**Aim A**
In the entries below, edit the lines from the line with "edge-line: [331, 211, 356, 546]" up to and including the line with "edge-line: [364, 124, 457, 491]" by changing "node-label" to "text-label" and keeping everything else the same. Return only those lines.

Maybe we could maintain a nicely formatted wiki page, as you suggest,
that lists models and links to the relevant validation material for it.

When model is validated, usual
> regression tests (both unit and functional) can be used to assert that it is
> not broken. To summarize -- I propose do not create any kind of validation
> toolkit, rather than encourage and collect references to the validation
> efforts.  

It may be that some validation programs are not easily suited to be run
as regression tests, but ideally it would be nice to reuse them that way.

What I would like to produce, though, are some good examples of how to
do various types of validation and regression testing so others can
contribute similar things.

>> 10) Can we avoid baking in a GSL dependency in case we want to rewrite
>> histogram or chi-squared routines ourselves in the future?
>
>   Why not interface with dedicated statistical systems like R
> (http://www.rproject.org/) for data analysis? I don't believe that we really
> need to create one more homegrown histogram implementation, to say nothing
> about hypothesis testing.
>

I personally don't want to rewrite those things, but we have to date
avoided making most aspects of ns-3 core dependent on external
libraries, so the only reason I see for writing a histogram routine
would be to avoid having to install and link something like GSL.  But,
your point about r-project.org seems to reinforce my point that maybe it
will not be GSL that we use in the future for this statistical work, and
that we could maybe decouple the tests from explicit GSL calls.

Tom

Re: open issues for ns-3 testing

by Tom Henderson-2 :: Rate this Message:

Reply to Author | View Threaded | Show Only this Message

Since I only got one comment from Pavel on the below, so I'd like to try
to move forward on it.

**Recorded information**
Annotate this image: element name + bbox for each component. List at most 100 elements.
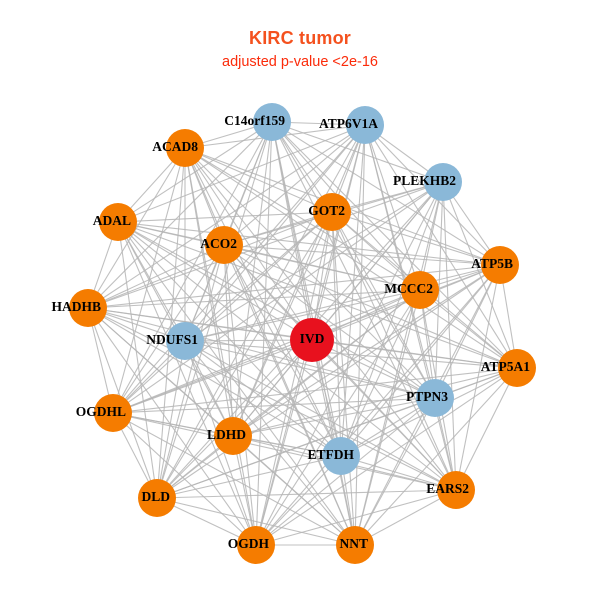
edge-line: [331, 211, 356, 546]
node-label: ETFDH: [307, 447, 354, 462]
edge-line: [117, 211, 333, 223]
node-circle[interactable]: [69, 289, 107, 327]
edge-line: [156, 455, 342, 499]
node-circle[interactable]: [94, 394, 132, 432]
node-circle[interactable]: [205, 226, 243, 264]
edge-line: [232, 435, 356, 546]
graph-node[interactable]: C14orf159: [224, 103, 291, 141]
node-label: PTPN3: [406, 389, 448, 404]
node-label: NNT: [339, 536, 368, 551]
edge-line: [112, 124, 366, 414]
edge-line: [364, 124, 457, 491]
node-circle[interactable]: [437, 471, 475, 509]
node-circle[interactable]: [99, 203, 137, 241]
graph-node[interactable]: DLD: [138, 479, 176, 517]
edge-line: [271, 121, 342, 457]
node-circle[interactable]: [237, 526, 275, 564]
edge-line: [442, 181, 518, 369]
graph-node[interactable]: MCCC2: [384, 271, 439, 309]
graph-node[interactable]: OGDHL: [76, 394, 132, 432]
edge-line: [184, 264, 501, 342]
edge-line: [364, 124, 421, 291]
edge-line: [354, 367, 518, 546]
edge-line: [112, 412, 457, 491]
graph-node[interactable]: NNT: [336, 526, 374, 564]
edge-line: [223, 244, 518, 369]
node-circle[interactable]: [401, 271, 439, 309]
edge-line: [184, 147, 457, 491]
node-circle[interactable]: [481, 246, 519, 284]
edge-line: [184, 340, 518, 369]
node-label: ATP5A1: [481, 359, 530, 374]
graph-node[interactable]: OGDH: [228, 526, 275, 564]
graph-node[interactable]: NDUFS1: [146, 322, 204, 360]
graph-node[interactable]: ACO2: [200, 226, 243, 264]
edge-line: [340, 289, 421, 457]
node-circle[interactable]: [214, 417, 252, 455]
edge-line: [117, 221, 342, 457]
graph-node[interactable]: ATP5B: [471, 246, 519, 284]
graph-node[interactable]: ETFDH: [307, 437, 360, 475]
graph-node[interactable]: IVD: [290, 318, 334, 362]
node-label: MCCC2: [384, 281, 433, 296]
node-label: ATP5B: [471, 256, 513, 271]
node-label: ATP6V1A: [319, 116, 378, 131]
edge-line: [223, 244, 234, 437]
graph-node[interactable]: ATP6V1A: [319, 106, 384, 144]
edge-line: [112, 412, 257, 546]
node-circle[interactable]: [424, 163, 462, 201]
edge-line: [87, 264, 501, 309]
node-label: ACO2: [200, 236, 237, 251]
node-circle[interactable]: [313, 193, 351, 231]
edge-line: [112, 397, 436, 414]
node-circle[interactable]: [416, 379, 454, 417]
edge-line: [156, 340, 186, 499]
graph-node[interactable]: EARS2: [426, 471, 475, 509]
graph-node[interactable]: GOT2: [308, 193, 351, 231]
edge-line: [87, 307, 457, 491]
node-circle[interactable]: [138, 479, 176, 517]
edge-line: [184, 289, 421, 342]
node-circle[interactable]: [253, 103, 291, 141]
edge-line: [184, 147, 421, 291]
edge-line: [184, 147, 518, 369]
node-circle[interactable]: [346, 106, 384, 144]
edge-line: [223, 244, 436, 399]
edge-line: [331, 211, 501, 266]
edge-line: [255, 455, 342, 546]
edge-line: [232, 397, 436, 437]
node-circle[interactable]: [166, 129, 204, 167]
edge-line: [184, 147, 257, 546]
edge-line: [117, 221, 501, 266]
graph-node[interactable]: ACAD8: [152, 129, 204, 167]
node-circle[interactable]: [498, 349, 536, 387]
edge-line: [232, 121, 273, 437]
node-label: HADHB: [51, 299, 101, 314]
edge-line: [112, 211, 333, 414]
edge-line: [184, 340, 342, 457]
nodes-layer: IVD C14orf159 ATP6V1A ACAD8 PLEKHB2 GOT2 ADAL A…: [51, 103, 536, 564]
graph-node[interactable]: PTPN3: [406, 379, 454, 417]
edge-line: [223, 244, 342, 457]
edge-line: [419, 289, 518, 369]
edge-line: [223, 244, 421, 291]
edge-line: [156, 497, 356, 546]
edge-line: [156, 264, 501, 499]
graph-node[interactable]: ATP5A1: [481, 349, 536, 387]
edge-line: [156, 244, 225, 499]
graph-node[interactable]: HADHB: [51, 289, 107, 327]
node-label: PLEKHB2: [393, 173, 456, 188]
graph-node[interactable]: ADAL: [93, 203, 137, 241]
node-circle[interactable]: [322, 437, 360, 475]
node-label: ACAD8: [152, 139, 198, 154]
edge-line: [255, 367, 518, 546]
graph-node[interactable]: PLEKHB2: [393, 163, 462, 201]
edge-line: [87, 307, 436, 399]
edge-line: [87, 211, 333, 309]
node-circle[interactable]: [336, 526, 374, 564]
node-circle[interactable]: [166, 322, 204, 360]
edge-line: [184, 147, 313, 341]
graph-node[interactable]: LDHD: [207, 417, 252, 455]
node-circle[interactable]: [290, 318, 334, 362]
edge-line: [223, 124, 366, 246]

**Aim B**
Copy the forum excerpt on ns-3 testing word for word, in full.

**Answer A**
edge-line: [331, 211, 356, 546]
text-label: ETFDH: [307, 447, 354, 462]
edge-line: [117, 211, 333, 223]
node-circle[interactable]: [69, 289, 107, 327]
edge-line: [156, 455, 342, 499]
node-circle[interactable]: [94, 394, 132, 432]
node-circle[interactable]: [205, 226, 243, 264]
edge-line: [232, 435, 356, 546]
graph-node[interactable]: C14orf159: [224, 103, 291, 141]
text-label: PTPN3: [406, 389, 448, 404]
text-label: NNT: [339, 536, 368, 551]
edge-line: [112, 124, 366, 414]
edge-line: [364, 124, 457, 491]

**Answer B**
Maybe we could maintain a nicely formatted wiki page, as you suggest,
that lists models and links to the relevant validation material for it.

When model is validated, usual
> regression tests (both unit and functional) can be used to assert that it is
> not broken. To summarize -- I propose do not create any kind of validation
> toolkit, rather than encourage and collect references to the validation
> efforts.  

It may be that some validation programs are not easily suited to be run
as regression tests, but ideally it would be nice to reuse them that way.

What I would like to produce, though, are some good examples of how to
do various types of validation and regression testing so others can
contribute similar things.

>> 10) Can we avoid baking in a GSL dependency in case we want to rewrite
>> histogram or chi-squared routines ourselves in the future?
>
>   Why not interface with dedicated statistical systems like R
> (http://www.rproject.org/) for data analysis? I don't believe that we really
> need to create one more homegrown histogram implementation, to say nothing
> about hypothesis testing.
>

I personally don't want to rewrite those things, but we have to date
avoided making most aspects of ns-3 core dependent on external
libraries, so the only reason I see for writing a histogram routine
would be to avoid having to install and link something like GSL.  But,
your point about r-project.org seems to reinforce my point that maybe it
will not be GSL that we use in the future for this statistical work, and
that we could maybe decouple the tests from explicit GSL calls.

Tom

Re: open issues for ns-3 testing

by Tom Henderson-2 :: Rate this Message:

Reply to Author | View Threaded | Show Only this Message

Since I only got one comment from Pavel on the below, so I'd like to try
to move forward on it.